▶ **WHAT YOU WILL DO**: Return every line of the entries below word for word, omitting the picture placeholder.

....................

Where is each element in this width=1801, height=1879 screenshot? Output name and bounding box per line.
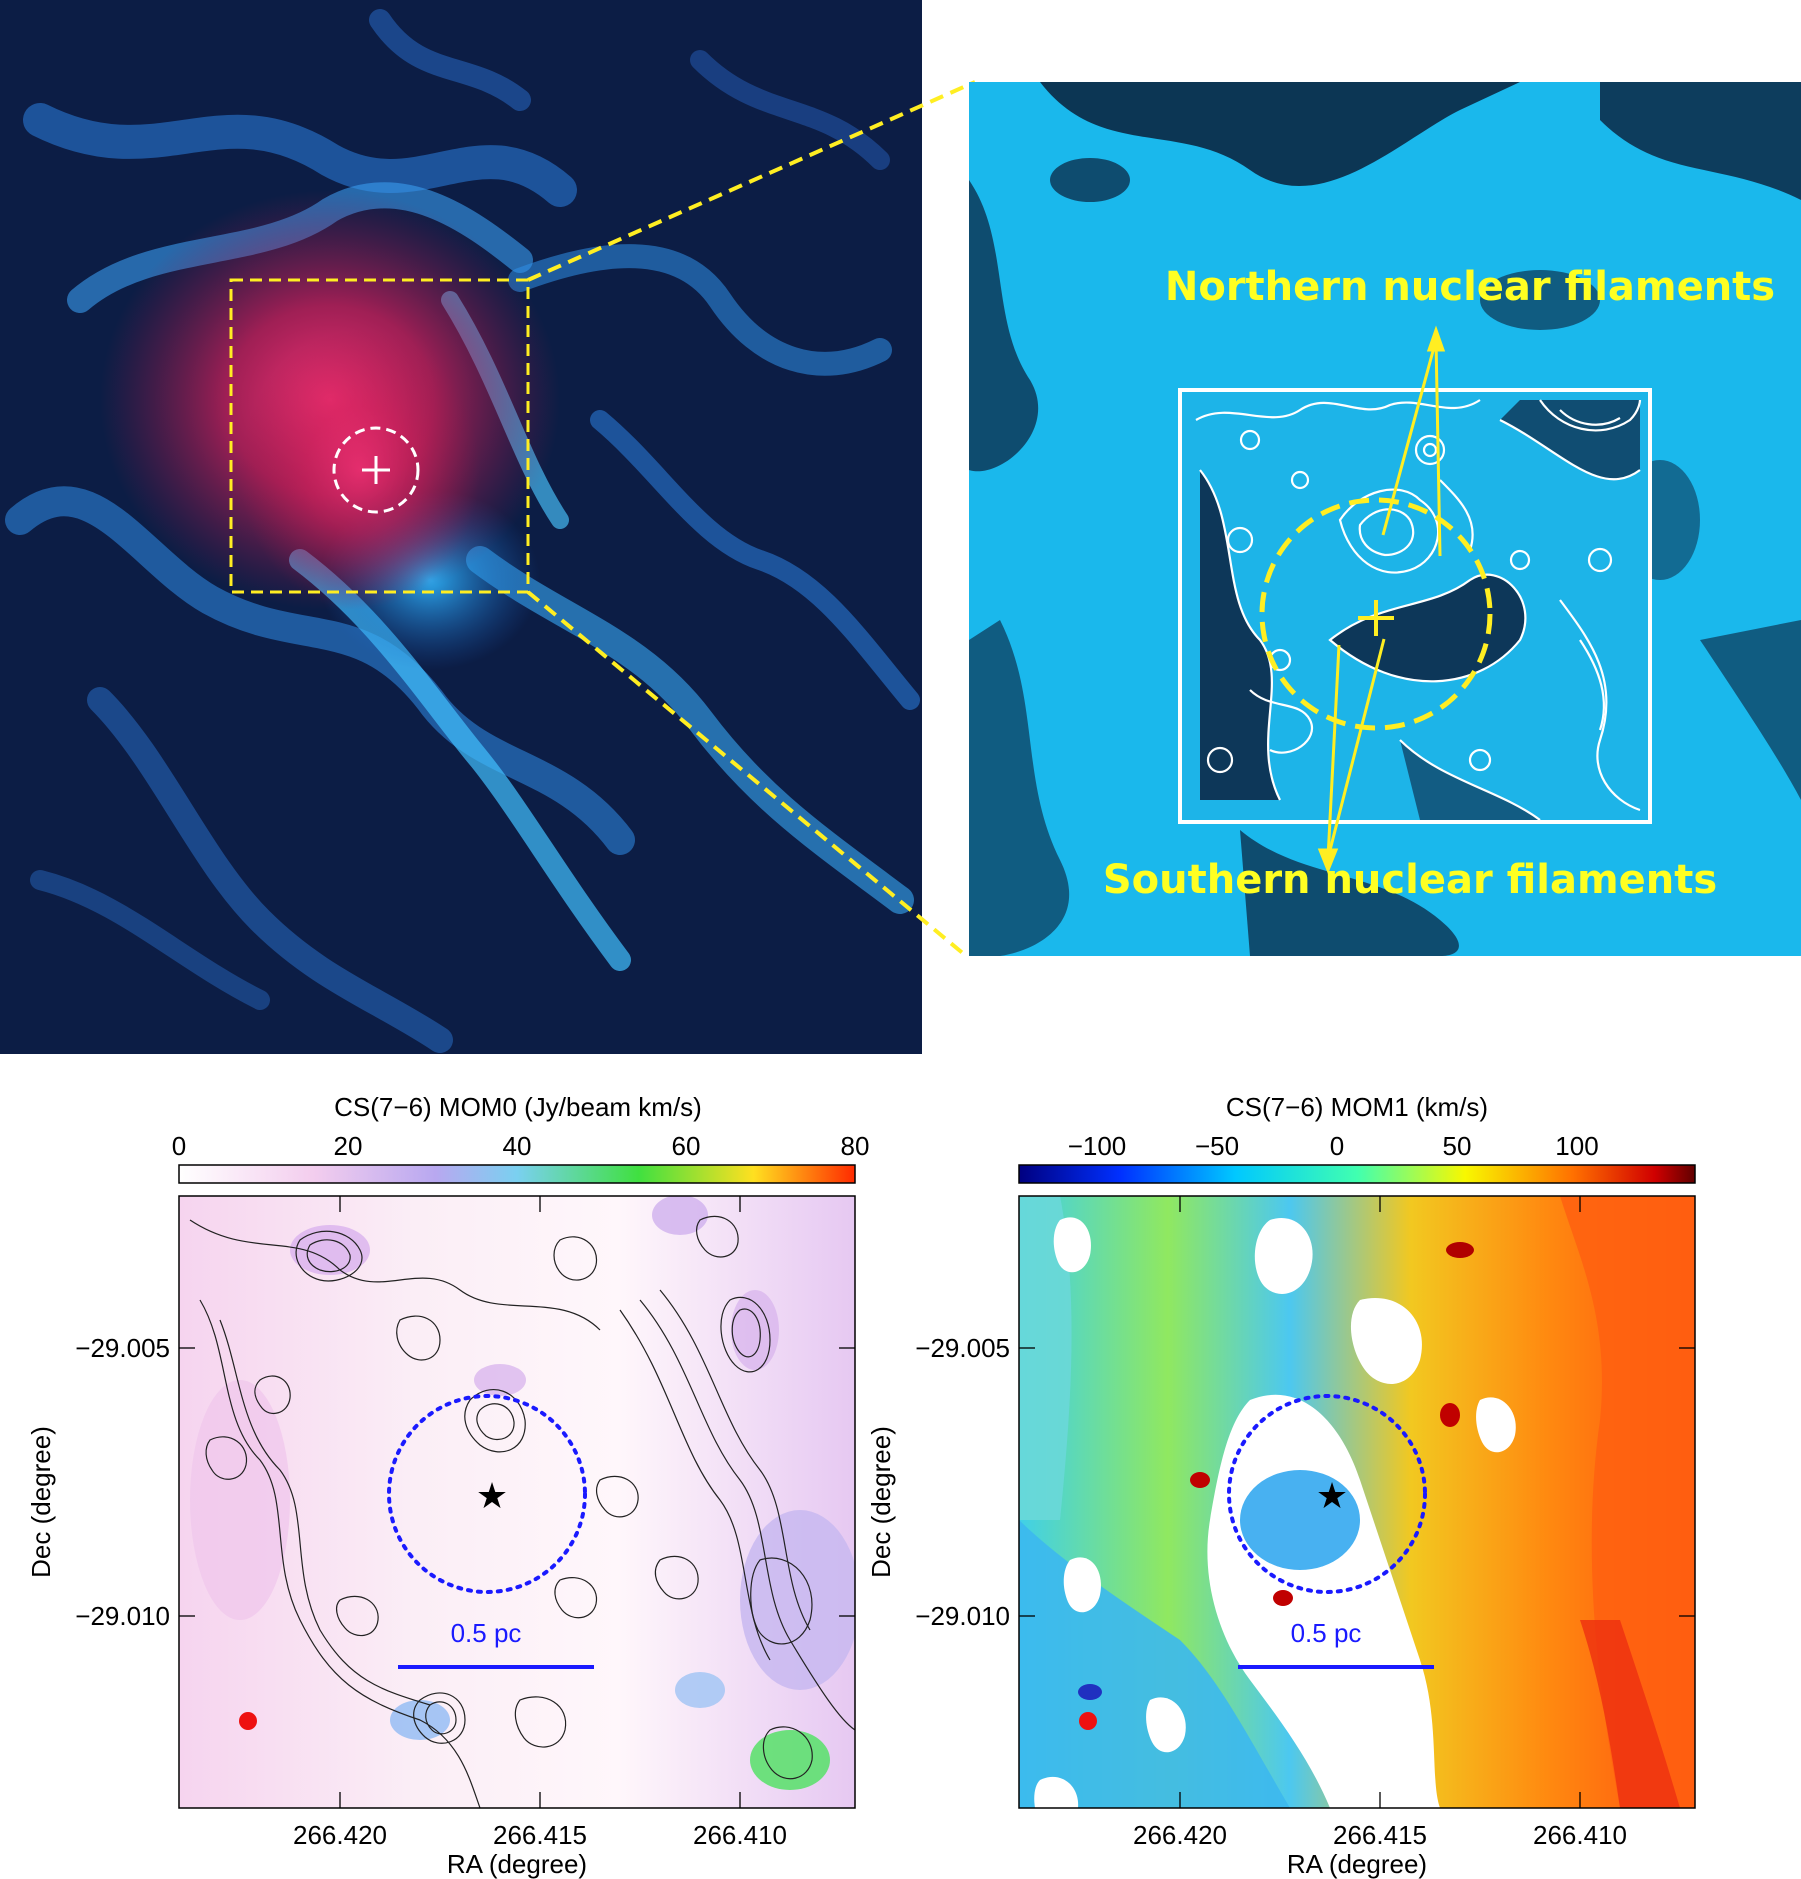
northern-filaments-label: Northern nuclear filaments xyxy=(1165,264,1775,310)
mom1-y-tick: −29.005 xyxy=(915,1333,1010,1363)
mom0-y-tick: −29.010 xyxy=(75,1601,170,1631)
mom0-cb-tick: 0 xyxy=(172,1131,186,1161)
mom0-cb-tick: 20 xyxy=(334,1131,363,1161)
mom1-map: ★ xyxy=(1019,1196,1695,1808)
mom1-y-tick: −29.010 xyxy=(915,1601,1010,1631)
mom1-cb-tick: −100 xyxy=(1068,1131,1127,1161)
mom0-y-tick: −29.005 xyxy=(75,1333,170,1363)
mom1-scalebar-label: 0.5 pc xyxy=(1291,1618,1362,1648)
mom0-x-tick: 266.415 xyxy=(493,1820,587,1850)
mom0-dotted-circle xyxy=(387,1394,587,1594)
yellow-cross-marker xyxy=(1358,600,1394,636)
mom0-contours xyxy=(189,1215,855,1808)
mom0-x-axis-label: RA (degree) xyxy=(447,1849,587,1879)
mom0-x-tick: 266.420 xyxy=(293,1820,387,1850)
zoom-panel: Northern nuclear filaments Southern nucl… xyxy=(969,82,1801,956)
mom0-colorbar xyxy=(178,1164,856,1184)
mom1-ticks xyxy=(1019,1196,1695,1808)
mom1-star-marker: ★ xyxy=(1316,1475,1348,1516)
mom0-y-axis-label: Dec (degree) xyxy=(26,1426,56,1578)
mom0-scalebar-label: 0.5 pc xyxy=(451,1618,522,1648)
zoom-line-top xyxy=(527,80,976,282)
mom0-star-marker: ★ xyxy=(476,1475,508,1516)
mom1-colorbar xyxy=(1018,1164,1696,1184)
mom1-cb-tick: 50 xyxy=(1443,1131,1472,1161)
mom0-cb-tick: 80 xyxy=(841,1131,870,1161)
composite-image-panel xyxy=(0,0,922,1054)
mom1-frame xyxy=(1018,1195,1696,1809)
mom1-y-axis-label: Dec (degree) xyxy=(866,1426,896,1578)
dashed-circle xyxy=(332,426,420,514)
yellow-dashed-circle xyxy=(1259,497,1493,731)
mom0-cb-tick: 60 xyxy=(672,1131,701,1161)
mom0-panel: CS(7−6) MOM0 (Jy/beam km/s) 0 20 40 60 8… xyxy=(26,1092,869,1879)
mom0-red-dot xyxy=(239,1712,257,1730)
southern-filaments-label: Southern nuclear filaments xyxy=(1103,857,1717,903)
mom1-cb-tick: 100 xyxy=(1555,1131,1598,1161)
mom0-frame xyxy=(178,1195,856,1809)
mom1-x-tick: 266.420 xyxy=(1133,1820,1227,1850)
mom1-x-axis-label: RA (degree) xyxy=(1287,1849,1427,1879)
mom0-map: ★ xyxy=(179,1196,855,1808)
dark-patches xyxy=(969,82,1801,956)
mom1-red-dot xyxy=(1079,1712,1097,1730)
mom1-x-tick: 266.410 xyxy=(1533,1820,1627,1850)
mom0-ticks xyxy=(179,1196,855,1808)
mom1-cb-tick: −50 xyxy=(1195,1131,1239,1161)
mom1-cb-tick: 0 xyxy=(1330,1131,1344,1161)
mom1-colorbar-title: CS(7−6) MOM1 (km/s) xyxy=(1226,1092,1488,1122)
mom1-panel: CS(7−6) MOM1 (km/s) −100 −50 0 50 100 xyxy=(866,1092,1696,1879)
mom0-cb-tick: 40 xyxy=(503,1131,532,1161)
mom1-dotted-circle xyxy=(1227,1394,1427,1594)
annotation-arrows xyxy=(1317,325,1446,875)
mom0-colorbar-title: CS(7−6) MOM0 (Jy/beam km/s) xyxy=(334,1092,702,1122)
contour-lines xyxy=(1195,399,1642,821)
mom0-x-tick: 266.410 xyxy=(693,1820,787,1850)
zoom-line-bottom xyxy=(526,590,967,957)
cross-marker xyxy=(362,456,390,484)
mom1-x-tick: 266.415 xyxy=(1333,1820,1427,1850)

....................

▶ **FULL ANSWER**:
Where is each element in this width=1801, height=1879 screenshot? Output name and bounding box per line.
northern-filaments-label: Northern nuclear filaments xyxy=(1165,264,1775,310)
mom1-y-tick: −29.005 xyxy=(915,1333,1010,1363)
mom0-y-tick: −29.010 xyxy=(75,1601,170,1631)
mom0-cb-tick: 0 xyxy=(172,1131,186,1161)
mom0-cb-tick: 20 xyxy=(334,1131,363,1161)
mom1-map: ★ xyxy=(1019,1196,1695,1808)
mom1-y-tick: −29.010 xyxy=(915,1601,1010,1631)
mom1-cb-tick: −100 xyxy=(1068,1131,1127,1161)
mom0-y-tick: −29.005 xyxy=(75,1333,170,1363)
mom1-scalebar-label: 0.5 pc xyxy=(1291,1618,1362,1648)
mom0-x-tick: 266.415 xyxy=(493,1820,587,1850)
mom0-dotted-circle xyxy=(387,1394,587,1594)
yellow-cross-marker xyxy=(1358,600,1394,636)
mom0-contours xyxy=(189,1215,855,1808)
mom0-x-axis-label: RA (degree) xyxy=(447,1849,587,1879)
mom0-x-tick: 266.420 xyxy=(293,1820,387,1850)
zoom-panel: Northern nuclear filaments Southern nucl… xyxy=(969,82,1801,956)
mom0-colorbar xyxy=(178,1164,856,1184)
mom1-ticks xyxy=(1019,1196,1695,1808)
mom1-star-marker: ★ xyxy=(1316,1475,1348,1516)
mom0-y-axis-label: Dec (degree) xyxy=(26,1426,56,1578)
mom0-scalebar-label: 0.5 pc xyxy=(451,1618,522,1648)
zoom-line-top xyxy=(527,80,976,282)
mom0-star-marker: ★ xyxy=(476,1475,508,1516)
mom1-colorbar xyxy=(1018,1164,1696,1184)
mom1-cb-tick: 50 xyxy=(1443,1131,1472,1161)
mom0-cb-tick: 80 xyxy=(841,1131,870,1161)
composite-image-panel xyxy=(0,0,922,1054)
mom1-frame xyxy=(1018,1195,1696,1809)
mom1-y-axis-label: Dec (degree) xyxy=(866,1426,896,1578)
dashed-circle xyxy=(332,426,420,514)
yellow-dashed-circle xyxy=(1259,497,1493,731)
mom0-cb-tick: 60 xyxy=(672,1131,701,1161)
mom0-panel: CS(7−6) MOM0 (Jy/beam km/s) 0 20 40 60 8… xyxy=(26,1092,869,1879)
mom0-red-dot xyxy=(239,1712,257,1730)
southern-filaments-label: Southern nuclear filaments xyxy=(1103,857,1717,903)
mom1-cb-tick: 100 xyxy=(1555,1131,1598,1161)
mom0-frame xyxy=(178,1195,856,1809)
mom1-x-tick: 266.420 xyxy=(1133,1820,1227,1850)
mom1-x-axis-label: RA (degree) xyxy=(1287,1849,1427,1879)
mom0-map: ★ xyxy=(179,1196,855,1808)
dark-patches xyxy=(969,82,1801,956)
mom1-red-dot xyxy=(1079,1712,1097,1730)
mom1-x-tick: 266.410 xyxy=(1533,1820,1627,1850)
mom0-ticks xyxy=(179,1196,855,1808)
mom1-cb-tick: −50 xyxy=(1195,1131,1239,1161)
mom1-cb-tick: 0 xyxy=(1330,1131,1344,1161)
mom1-colorbar-title: CS(7−6) MOM1 (km/s) xyxy=(1226,1092,1488,1122)
mom1-panel: CS(7−6) MOM1 (km/s) −100 −50 0 50 100 xyxy=(866,1092,1696,1879)
mom0-cb-tick: 40 xyxy=(503,1131,532,1161)
mom1-dotted-circle xyxy=(1227,1394,1427,1594)
annotation-arrows xyxy=(1317,325,1446,875)
mom0-colorbar-title: CS(7−6) MOM0 (Jy/beam km/s) xyxy=(334,1092,702,1122)
contour-lines xyxy=(1195,399,1642,821)
mom0-x-tick: 266.410 xyxy=(693,1820,787,1850)
zoom-line-bottom xyxy=(526,590,967,957)
cross-marker xyxy=(362,456,390,484)
mom1-x-tick: 266.415 xyxy=(1333,1820,1427,1850)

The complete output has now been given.